* What to work on *
Set down each record below precisely, skipping the pictures.

* Stored data entries *

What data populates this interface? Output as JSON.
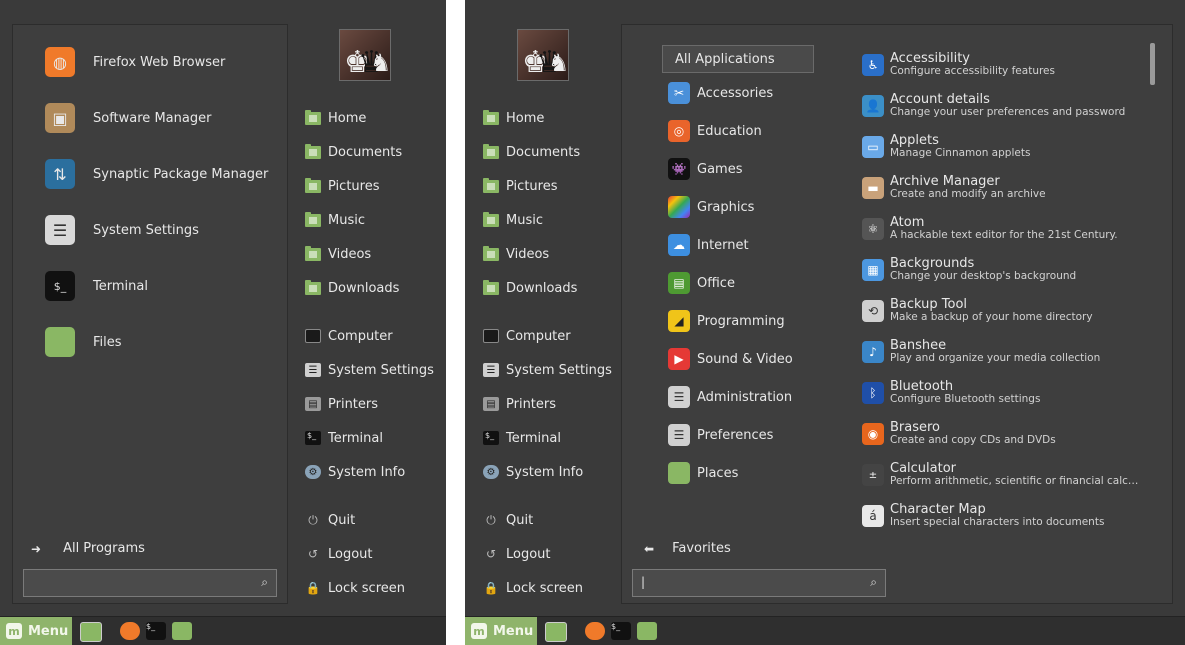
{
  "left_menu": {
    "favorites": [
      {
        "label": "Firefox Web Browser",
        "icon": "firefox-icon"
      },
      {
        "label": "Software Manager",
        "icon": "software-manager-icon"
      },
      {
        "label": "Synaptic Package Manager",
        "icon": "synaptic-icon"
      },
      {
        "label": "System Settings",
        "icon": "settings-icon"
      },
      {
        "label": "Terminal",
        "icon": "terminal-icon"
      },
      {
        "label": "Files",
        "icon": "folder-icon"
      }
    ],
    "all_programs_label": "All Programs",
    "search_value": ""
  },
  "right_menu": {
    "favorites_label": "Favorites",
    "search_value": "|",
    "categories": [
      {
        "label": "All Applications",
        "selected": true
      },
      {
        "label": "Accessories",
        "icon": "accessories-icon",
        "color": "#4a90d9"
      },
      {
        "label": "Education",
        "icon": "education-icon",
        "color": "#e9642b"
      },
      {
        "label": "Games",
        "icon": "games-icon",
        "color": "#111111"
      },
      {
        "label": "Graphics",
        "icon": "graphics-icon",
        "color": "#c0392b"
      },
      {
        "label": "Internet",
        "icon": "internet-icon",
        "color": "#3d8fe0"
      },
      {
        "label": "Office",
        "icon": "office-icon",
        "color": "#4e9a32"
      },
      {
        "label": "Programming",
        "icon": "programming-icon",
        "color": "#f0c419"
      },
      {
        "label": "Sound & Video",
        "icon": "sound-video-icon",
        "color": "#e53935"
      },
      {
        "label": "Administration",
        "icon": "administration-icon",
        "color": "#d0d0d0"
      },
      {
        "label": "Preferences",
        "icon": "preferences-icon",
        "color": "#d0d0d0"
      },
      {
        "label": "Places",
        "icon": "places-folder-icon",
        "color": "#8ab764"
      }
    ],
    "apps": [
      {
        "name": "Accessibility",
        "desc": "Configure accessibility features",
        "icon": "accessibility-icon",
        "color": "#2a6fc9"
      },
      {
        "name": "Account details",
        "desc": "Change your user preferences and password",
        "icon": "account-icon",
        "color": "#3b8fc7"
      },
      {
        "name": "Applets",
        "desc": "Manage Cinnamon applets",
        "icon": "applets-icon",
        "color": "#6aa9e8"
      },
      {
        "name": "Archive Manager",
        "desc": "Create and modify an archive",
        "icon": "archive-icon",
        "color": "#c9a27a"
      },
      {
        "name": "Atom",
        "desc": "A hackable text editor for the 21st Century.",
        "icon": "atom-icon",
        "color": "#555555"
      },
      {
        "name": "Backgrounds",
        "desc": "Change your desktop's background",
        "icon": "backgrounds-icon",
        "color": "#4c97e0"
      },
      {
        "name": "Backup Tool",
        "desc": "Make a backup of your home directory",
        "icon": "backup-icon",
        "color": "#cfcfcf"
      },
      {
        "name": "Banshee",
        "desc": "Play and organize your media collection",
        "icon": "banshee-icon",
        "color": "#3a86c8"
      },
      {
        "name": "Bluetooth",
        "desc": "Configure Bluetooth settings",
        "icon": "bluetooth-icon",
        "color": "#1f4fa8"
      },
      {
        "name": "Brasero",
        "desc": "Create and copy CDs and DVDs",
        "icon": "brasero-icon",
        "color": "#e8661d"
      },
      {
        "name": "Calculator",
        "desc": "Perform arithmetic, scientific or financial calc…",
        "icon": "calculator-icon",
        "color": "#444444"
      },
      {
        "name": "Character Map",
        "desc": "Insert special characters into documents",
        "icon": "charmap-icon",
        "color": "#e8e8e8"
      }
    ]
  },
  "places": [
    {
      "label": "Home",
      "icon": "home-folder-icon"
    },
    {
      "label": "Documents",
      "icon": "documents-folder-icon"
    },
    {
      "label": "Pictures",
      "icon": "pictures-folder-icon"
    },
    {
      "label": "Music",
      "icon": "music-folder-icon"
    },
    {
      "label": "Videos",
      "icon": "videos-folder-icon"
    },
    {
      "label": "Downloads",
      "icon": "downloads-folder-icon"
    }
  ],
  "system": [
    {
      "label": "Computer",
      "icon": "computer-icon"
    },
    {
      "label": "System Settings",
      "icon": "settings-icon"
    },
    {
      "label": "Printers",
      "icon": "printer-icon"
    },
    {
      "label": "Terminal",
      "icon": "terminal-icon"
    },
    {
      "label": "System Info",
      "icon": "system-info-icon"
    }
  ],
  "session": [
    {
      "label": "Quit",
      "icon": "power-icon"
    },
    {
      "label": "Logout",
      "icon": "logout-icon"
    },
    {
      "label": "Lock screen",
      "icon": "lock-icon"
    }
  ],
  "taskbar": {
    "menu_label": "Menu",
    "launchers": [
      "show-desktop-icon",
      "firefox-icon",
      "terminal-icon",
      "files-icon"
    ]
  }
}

* Full response *
What data populates this interface? Output as JSON.
{
  "left_menu": {
    "favorites": [
      {
        "label": "Firefox Web Browser",
        "icon": "firefox-icon"
      },
      {
        "label": "Software Manager",
        "icon": "software-manager-icon"
      },
      {
        "label": "Synaptic Package Manager",
        "icon": "synaptic-icon"
      },
      {
        "label": "System Settings",
        "icon": "settings-icon"
      },
      {
        "label": "Terminal",
        "icon": "terminal-icon"
      },
      {
        "label": "Files",
        "icon": "folder-icon"
      }
    ],
    "all_programs_label": "All Programs",
    "search_value": ""
  },
  "right_menu": {
    "favorites_label": "Favorites",
    "search_value": "|",
    "categories": [
      {
        "label": "All Applications",
        "selected": true
      },
      {
        "label": "Accessories",
        "icon": "accessories-icon",
        "color": "#4a90d9"
      },
      {
        "label": "Education",
        "icon": "education-icon",
        "color": "#e9642b"
      },
      {
        "label": "Games",
        "icon": "games-icon",
        "color": "#111111"
      },
      {
        "label": "Graphics",
        "icon": "graphics-icon",
        "color": "#c0392b"
      },
      {
        "label": "Internet",
        "icon": "internet-icon",
        "color": "#3d8fe0"
      },
      {
        "label": "Office",
        "icon": "office-icon",
        "color": "#4e9a32"
      },
      {
        "label": "Programming",
        "icon": "programming-icon",
        "color": "#f0c419"
      },
      {
        "label": "Sound & Video",
        "icon": "sound-video-icon",
        "color": "#e53935"
      },
      {
        "label": "Administration",
        "icon": "administration-icon",
        "color": "#d0d0d0"
      },
      {
        "label": "Preferences",
        "icon": "preferences-icon",
        "color": "#d0d0d0"
      },
      {
        "label": "Places",
        "icon": "places-folder-icon",
        "color": "#8ab764"
      }
    ],
    "apps": [
      {
        "name": "Accessibility",
        "desc": "Configure accessibility features",
        "icon": "accessibility-icon",
        "color": "#2a6fc9"
      },
      {
        "name": "Account details",
        "desc": "Change your user preferences and password",
        "icon": "account-icon",
        "color": "#3b8fc7"
      },
      {
        "name": "Applets",
        "desc": "Manage Cinnamon applets",
        "icon": "applets-icon",
        "color": "#6aa9e8"
      },
      {
        "name": "Archive Manager",
        "desc": "Create and modify an archive",
        "icon": "archive-icon",
        "color": "#c9a27a"
      },
      {
        "name": "Atom",
        "desc": "A hackable text editor for the 21st Century.",
        "icon": "atom-icon",
        "color": "#555555"
      },
      {
        "name": "Backgrounds",
        "desc": "Change your desktop's background",
        "icon": "backgrounds-icon",
        "color": "#4c97e0"
      },
      {
        "name": "Backup Tool",
        "desc": "Make a backup of your home directory",
        "icon": "backup-icon",
        "color": "#cfcfcf"
      },
      {
        "name": "Banshee",
        "desc": "Play and organize your media collection",
        "icon": "banshee-icon",
        "color": "#3a86c8"
      },
      {
        "name": "Bluetooth",
        "desc": "Configure Bluetooth settings",
        "icon": "bluetooth-icon",
        "color": "#1f4fa8"
      },
      {
        "name": "Brasero",
        "desc": "Create and copy CDs and DVDs",
        "icon": "brasero-icon",
        "color": "#e8661d"
      },
      {
        "name": "Calculator",
        "desc": "Perform arithmetic, scientific or financial calc…",
        "icon": "calculator-icon",
        "color": "#444444"
      },
      {
        "name": "Character Map",
        "desc": "Insert special characters into documents",
        "icon": "charmap-icon",
        "color": "#e8e8e8"
      }
    ]
  },
  "places": [
    {
      "label": "Home",
      "icon": "home-folder-icon"
    },
    {
      "label": "Documents",
      "icon": "documents-folder-icon"
    },
    {
      "label": "Pictures",
      "icon": "pictures-folder-icon"
    },
    {
      "label": "Music",
      "icon": "music-folder-icon"
    },
    {
      "label": "Videos",
      "icon": "videos-folder-icon"
    },
    {
      "label": "Downloads",
      "icon": "downloads-folder-icon"
    }
  ],
  "system": [
    {
      "label": "Computer",
      "icon": "computer-icon"
    },
    {
      "label": "System Settings",
      "icon": "settings-icon"
    },
    {
      "label": "Printers",
      "icon": "printer-icon"
    },
    {
      "label": "Terminal",
      "icon": "terminal-icon"
    },
    {
      "label": "System Info",
      "icon": "system-info-icon"
    }
  ],
  "session": [
    {
      "label": "Quit",
      "icon": "power-icon"
    },
    {
      "label": "Logout",
      "icon": "logout-icon"
    },
    {
      "label": "Lock screen",
      "icon": "lock-icon"
    }
  ],
  "taskbar": {
    "menu_label": "Menu",
    "launchers": [
      "show-desktop-icon",
      "firefox-icon",
      "terminal-icon",
      "files-icon"
    ]
  }
}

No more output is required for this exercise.